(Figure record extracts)
=-=-=-=-=

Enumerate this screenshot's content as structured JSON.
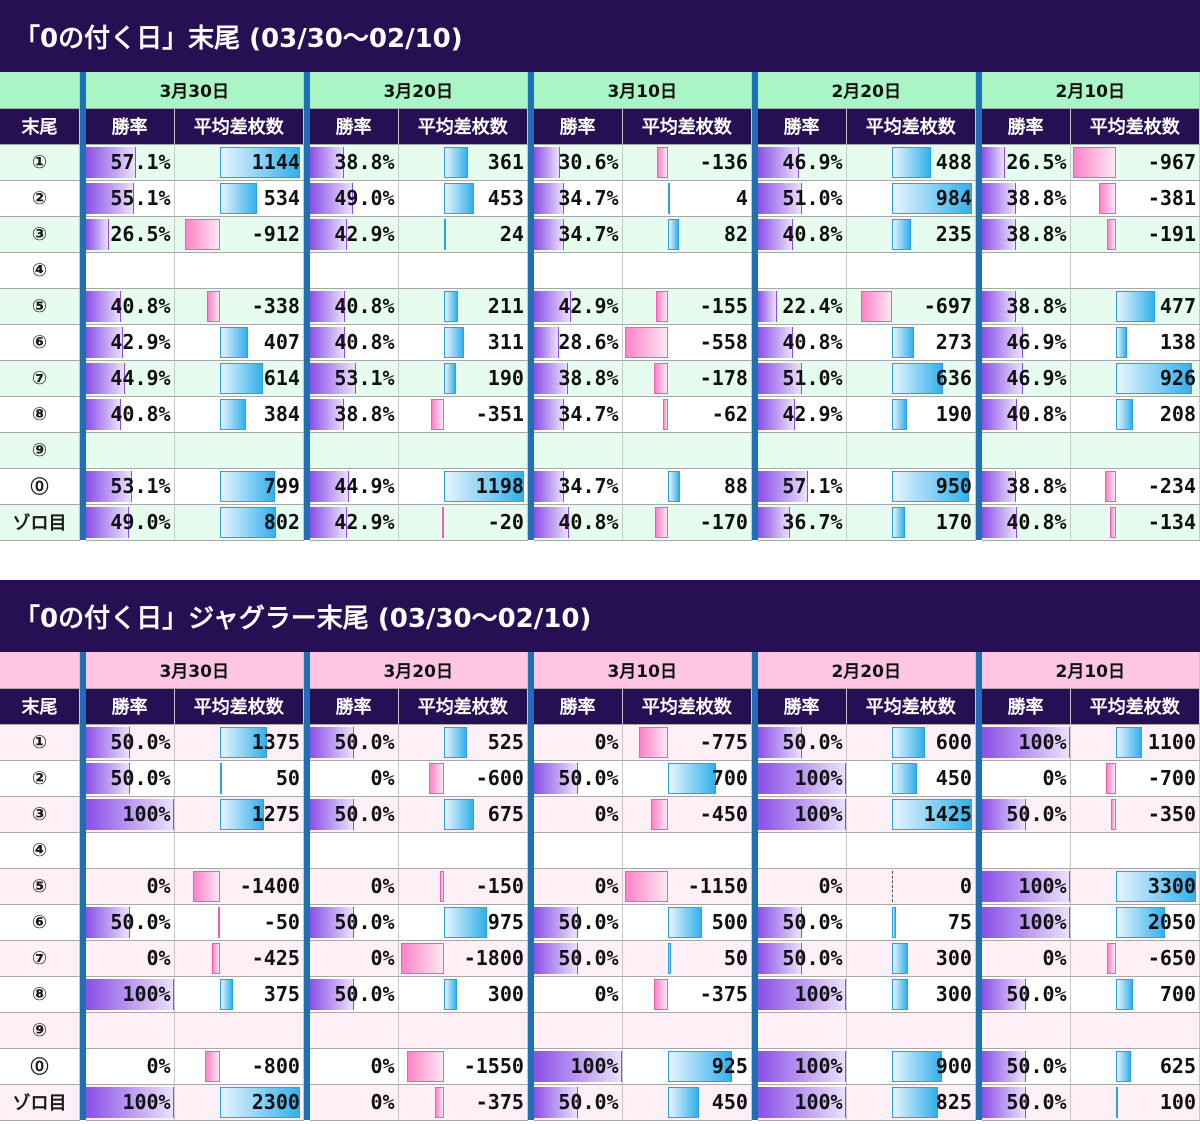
{
  "tables": [
    {
      "title": "「0の付く日」末尾 (03/30〜02/10)",
      "tail_header": "末尾",
      "rate_header": "勝率",
      "diff_header": "平均差枚数",
      "dates": [
        "3月30日",
        "3月20日",
        "3月10日",
        "2月20日",
        "2月10日"
      ],
      "rows": [
        {
          "tail": "①",
          "cells": [
            [
              "57.1%",
              1144
            ],
            [
              "38.8%",
              361
            ],
            [
              "30.6%",
              -136
            ],
            [
              "46.9%",
              488
            ],
            [
              "26.5%",
              -967
            ]
          ]
        },
        {
          "tail": "②",
          "cells": [
            [
              "55.1%",
              534
            ],
            [
              "49.0%",
              453
            ],
            [
              "34.7%",
              4
            ],
            [
              "51.0%",
              984
            ],
            [
              "38.8%",
              -381
            ]
          ]
        },
        {
          "tail": "③",
          "cells": [
            [
              "26.5%",
              -912
            ],
            [
              "42.9%",
              24
            ],
            [
              "34.7%",
              82
            ],
            [
              "40.8%",
              235
            ],
            [
              "38.8%",
              -191
            ]
          ]
        },
        {
          "tail": "④",
          "cells": [
            [
              "",
              null
            ],
            [
              "",
              null
            ],
            [
              "",
              null
            ],
            [
              "",
              null
            ],
            [
              "",
              null
            ]
          ]
        },
        {
          "tail": "⑤",
          "cells": [
            [
              "40.8%",
              -338
            ],
            [
              "40.8%",
              211
            ],
            [
              "42.9%",
              -155
            ],
            [
              "22.4%",
              -697
            ],
            [
              "38.8%",
              477
            ]
          ]
        },
        {
          "tail": "⑥",
          "cells": [
            [
              "42.9%",
              407
            ],
            [
              "40.8%",
              311
            ],
            [
              "28.6%",
              -558
            ],
            [
              "40.8%",
              273
            ],
            [
              "46.9%",
              138
            ]
          ]
        },
        {
          "tail": "⑦",
          "cells": [
            [
              "44.9%",
              614
            ],
            [
              "53.1%",
              190
            ],
            [
              "38.8%",
              -178
            ],
            [
              "51.0%",
              636
            ],
            [
              "46.9%",
              926
            ]
          ]
        },
        {
          "tail": "⑧",
          "cells": [
            [
              "40.8%",
              384
            ],
            [
              "38.8%",
              -351
            ],
            [
              "34.7%",
              -62
            ],
            [
              "42.9%",
              190
            ],
            [
              "40.8%",
              208
            ]
          ]
        },
        {
          "tail": "⑨",
          "cells": [
            [
              "",
              null
            ],
            [
              "",
              null
            ],
            [
              "",
              null
            ],
            [
              "",
              null
            ],
            [
              "",
              null
            ]
          ]
        },
        {
          "tail": "⓪",
          "cells": [
            [
              "53.1%",
              799
            ],
            [
              "44.9%",
              1198
            ],
            [
              "34.7%",
              88
            ],
            [
              "57.1%",
              950
            ],
            [
              "38.8%",
              -234
            ]
          ]
        },
        {
          "tail": "ゾロ目",
          "cells": [
            [
              "49.0%",
              802
            ],
            [
              "42.9%",
              -20
            ],
            [
              "40.8%",
              -170
            ],
            [
              "36.7%",
              170
            ],
            [
              "40.8%",
              -134
            ]
          ]
        }
      ]
    },
    {
      "title": "「0の付く日」ジャグラー末尾 (03/30〜02/10)",
      "tail_header": "末尾",
      "rate_header": "勝率",
      "diff_header": "平均差枚数",
      "dates": [
        "3月30日",
        "3月20日",
        "3月10日",
        "2月20日",
        "2月10日"
      ],
      "rows": [
        {
          "tail": "①",
          "cells": [
            [
              "50.0%",
              1375
            ],
            [
              "50.0%",
              525
            ],
            [
              "0%",
              -775
            ],
            [
              "50.0%",
              600
            ],
            [
              "100%",
              1100
            ]
          ]
        },
        {
          "tail": "②",
          "cells": [
            [
              "50.0%",
              50
            ],
            [
              "0%",
              -600
            ],
            [
              "50.0%",
              700
            ],
            [
              "100%",
              450
            ],
            [
              "0%",
              -700
            ]
          ]
        },
        {
          "tail": "③",
          "cells": [
            [
              "100%",
              1275
            ],
            [
              "50.0%",
              675
            ],
            [
              "0%",
              -450
            ],
            [
              "100%",
              1425
            ],
            [
              "50.0%",
              -350
            ]
          ]
        },
        {
          "tail": "④",
          "cells": [
            [
              "",
              null
            ],
            [
              "",
              null
            ],
            [
              "",
              null
            ],
            [
              "",
              null
            ],
            [
              "",
              null
            ]
          ]
        },
        {
          "tail": "⑤",
          "cells": [
            [
              "0%",
              -1400
            ],
            [
              "0%",
              -150
            ],
            [
              "0%",
              -1150
            ],
            [
              "0%",
              0
            ],
            [
              "100%",
              3300
            ]
          ]
        },
        {
          "tail": "⑥",
          "cells": [
            [
              "50.0%",
              -50
            ],
            [
              "50.0%",
              975
            ],
            [
              "50.0%",
              500
            ],
            [
              "50.0%",
              75
            ],
            [
              "100%",
              2050
            ]
          ]
        },
        {
          "tail": "⑦",
          "cells": [
            [
              "0%",
              -425
            ],
            [
              "0%",
              -1800
            ],
            [
              "50.0%",
              50
            ],
            [
              "50.0%",
              300
            ],
            [
              "0%",
              -650
            ]
          ]
        },
        {
          "tail": "⑧",
          "cells": [
            [
              "100%",
              375
            ],
            [
              "50.0%",
              300
            ],
            [
              "0%",
              -375
            ],
            [
              "100%",
              300
            ],
            [
              "50.0%",
              700
            ]
          ]
        },
        {
          "tail": "⑨",
          "cells": [
            [
              "",
              null
            ],
            [
              "",
              null
            ],
            [
              "",
              null
            ],
            [
              "",
              null
            ],
            [
              "",
              null
            ]
          ]
        },
        {
          "tail": "⓪",
          "cells": [
            [
              "0%",
              -800
            ],
            [
              "0%",
              -1550
            ],
            [
              "100%",
              925
            ],
            [
              "100%",
              900
            ],
            [
              "50.0%",
              625
            ]
          ]
        },
        {
          "tail": "ゾロ目",
          "cells": [
            [
              "100%",
              2300
            ],
            [
              "0%",
              -375
            ],
            [
              "50.0%",
              450
            ],
            [
              "100%",
              825
            ],
            [
              "50.0%",
              100
            ]
          ]
        }
      ]
    }
  ],
  "colors": {
    "title_bg": "#260f52",
    "separator": "#1e6fb5",
    "rate_bar": "#8a4fe6",
    "positive_bar": "#33b0ec",
    "negative_bar": "#ff82c8",
    "table1_accent": "#a9f5c6",
    "table2_accent": "#ffc5e2"
  }
}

=-=-=-=-=

- [WRITTEN TASK] Without the pictures, write out every entry precisely as it appears.

- [EXERCISE RESPONSE]
Enumerate this screenshot's content as structured JSON.
{
  "tables": [
    {
      "title": "「0の付く日」末尾 (03/30〜02/10)",
      "tail_header": "末尾",
      "rate_header": "勝率",
      "diff_header": "平均差枚数",
      "dates": [
        "3月30日",
        "3月20日",
        "3月10日",
        "2月20日",
        "2月10日"
      ],
      "rows": [
        {
          "tail": "①",
          "cells": [
            [
              "57.1%",
              1144
            ],
            [
              "38.8%",
              361
            ],
            [
              "30.6%",
              -136
            ],
            [
              "46.9%",
              488
            ],
            [
              "26.5%",
              -967
            ]
          ]
        },
        {
          "tail": "②",
          "cells": [
            [
              "55.1%",
              534
            ],
            [
              "49.0%",
              453
            ],
            [
              "34.7%",
              4
            ],
            [
              "51.0%",
              984
            ],
            [
              "38.8%",
              -381
            ]
          ]
        },
        {
          "tail": "③",
          "cells": [
            [
              "26.5%",
              -912
            ],
            [
              "42.9%",
              24
            ],
            [
              "34.7%",
              82
            ],
            [
              "40.8%",
              235
            ],
            [
              "38.8%",
              -191
            ]
          ]
        },
        {
          "tail": "④",
          "cells": [
            [
              "",
              null
            ],
            [
              "",
              null
            ],
            [
              "",
              null
            ],
            [
              "",
              null
            ],
            [
              "",
              null
            ]
          ]
        },
        {
          "tail": "⑤",
          "cells": [
            [
              "40.8%",
              -338
            ],
            [
              "40.8%",
              211
            ],
            [
              "42.9%",
              -155
            ],
            [
              "22.4%",
              -697
            ],
            [
              "38.8%",
              477
            ]
          ]
        },
        {
          "tail": "⑥",
          "cells": [
            [
              "42.9%",
              407
            ],
            [
              "40.8%",
              311
            ],
            [
              "28.6%",
              -558
            ],
            [
              "40.8%",
              273
            ],
            [
              "46.9%",
              138
            ]
          ]
        },
        {
          "tail": "⑦",
          "cells": [
            [
              "44.9%",
              614
            ],
            [
              "53.1%",
              190
            ],
            [
              "38.8%",
              -178
            ],
            [
              "51.0%",
              636
            ],
            [
              "46.9%",
              926
            ]
          ]
        },
        {
          "tail": "⑧",
          "cells": [
            [
              "40.8%",
              384
            ],
            [
              "38.8%",
              -351
            ],
            [
              "34.7%",
              -62
            ],
            [
              "42.9%",
              190
            ],
            [
              "40.8%",
              208
            ]
          ]
        },
        {
          "tail": "⑨",
          "cells": [
            [
              "",
              null
            ],
            [
              "",
              null
            ],
            [
              "",
              null
            ],
            [
              "",
              null
            ],
            [
              "",
              null
            ]
          ]
        },
        {
          "tail": "⓪",
          "cells": [
            [
              "53.1%",
              799
            ],
            [
              "44.9%",
              1198
            ],
            [
              "34.7%",
              88
            ],
            [
              "57.1%",
              950
            ],
            [
              "38.8%",
              -234
            ]
          ]
        },
        {
          "tail": "ゾロ目",
          "cells": [
            [
              "49.0%",
              802
            ],
            [
              "42.9%",
              -20
            ],
            [
              "40.8%",
              -170
            ],
            [
              "36.7%",
              170
            ],
            [
              "40.8%",
              -134
            ]
          ]
        }
      ]
    },
    {
      "title": "「0の付く日」ジャグラー末尾 (03/30〜02/10)",
      "tail_header": "末尾",
      "rate_header": "勝率",
      "diff_header": "平均差枚数",
      "dates": [
        "3月30日",
        "3月20日",
        "3月10日",
        "2月20日",
        "2月10日"
      ],
      "rows": [
        {
          "tail": "①",
          "cells": [
            [
              "50.0%",
              1375
            ],
            [
              "50.0%",
              525
            ],
            [
              "0%",
              -775
            ],
            [
              "50.0%",
              600
            ],
            [
              "100%",
              1100
            ]
          ]
        },
        {
          "tail": "②",
          "cells": [
            [
              "50.0%",
              50
            ],
            [
              "0%",
              -600
            ],
            [
              "50.0%",
              700
            ],
            [
              "100%",
              450
            ],
            [
              "0%",
              -700
            ]
          ]
        },
        {
          "tail": "③",
          "cells": [
            [
              "100%",
              1275
            ],
            [
              "50.0%",
              675
            ],
            [
              "0%",
              -450
            ],
            [
              "100%",
              1425
            ],
            [
              "50.0%",
              -350
            ]
          ]
        },
        {
          "tail": "④",
          "cells": [
            [
              "",
              null
            ],
            [
              "",
              null
            ],
            [
              "",
              null
            ],
            [
              "",
              null
            ],
            [
              "",
              null
            ]
          ]
        },
        {
          "tail": "⑤",
          "cells": [
            [
              "0%",
              -1400
            ],
            [
              "0%",
              -150
            ],
            [
              "0%",
              -1150
            ],
            [
              "0%",
              0
            ],
            [
              "100%",
              3300
            ]
          ]
        },
        {
          "tail": "⑥",
          "cells": [
            [
              "50.0%",
              -50
            ],
            [
              "50.0%",
              975
            ],
            [
              "50.0%",
              500
            ],
            [
              "50.0%",
              75
            ],
            [
              "100%",
              2050
            ]
          ]
        },
        {
          "tail": "⑦",
          "cells": [
            [
              "0%",
              -425
            ],
            [
              "0%",
              -1800
            ],
            [
              "50.0%",
              50
            ],
            [
              "50.0%",
              300
            ],
            [
              "0%",
              -650
            ]
          ]
        },
        {
          "tail": "⑧",
          "cells": [
            [
              "100%",
              375
            ],
            [
              "50.0%",
              300
            ],
            [
              "0%",
              -375
            ],
            [
              "100%",
              300
            ],
            [
              "50.0%",
              700
            ]
          ]
        },
        {
          "tail": "⑨",
          "cells": [
            [
              "",
              null
            ],
            [
              "",
              null
            ],
            [
              "",
              null
            ],
            [
              "",
              null
            ],
            [
              "",
              null
            ]
          ]
        },
        {
          "tail": "⓪",
          "cells": [
            [
              "0%",
              -800
            ],
            [
              "0%",
              -1550
            ],
            [
              "100%",
              925
            ],
            [
              "100%",
              900
            ],
            [
              "50.0%",
              625
            ]
          ]
        },
        {
          "tail": "ゾロ目",
          "cells": [
            [
              "100%",
              2300
            ],
            [
              "0%",
              -375
            ],
            [
              "50.0%",
              450
            ],
            [
              "100%",
              825
            ],
            [
              "50.0%",
              100
            ]
          ]
        }
      ]
    }
  ],
  "colors": {
    "title_bg": "#260f52",
    "separator": "#1e6fb5",
    "rate_bar": "#8a4fe6",
    "positive_bar": "#33b0ec",
    "negative_bar": "#ff82c8",
    "table1_accent": "#a9f5c6",
    "table2_accent": "#ffc5e2"
  }
}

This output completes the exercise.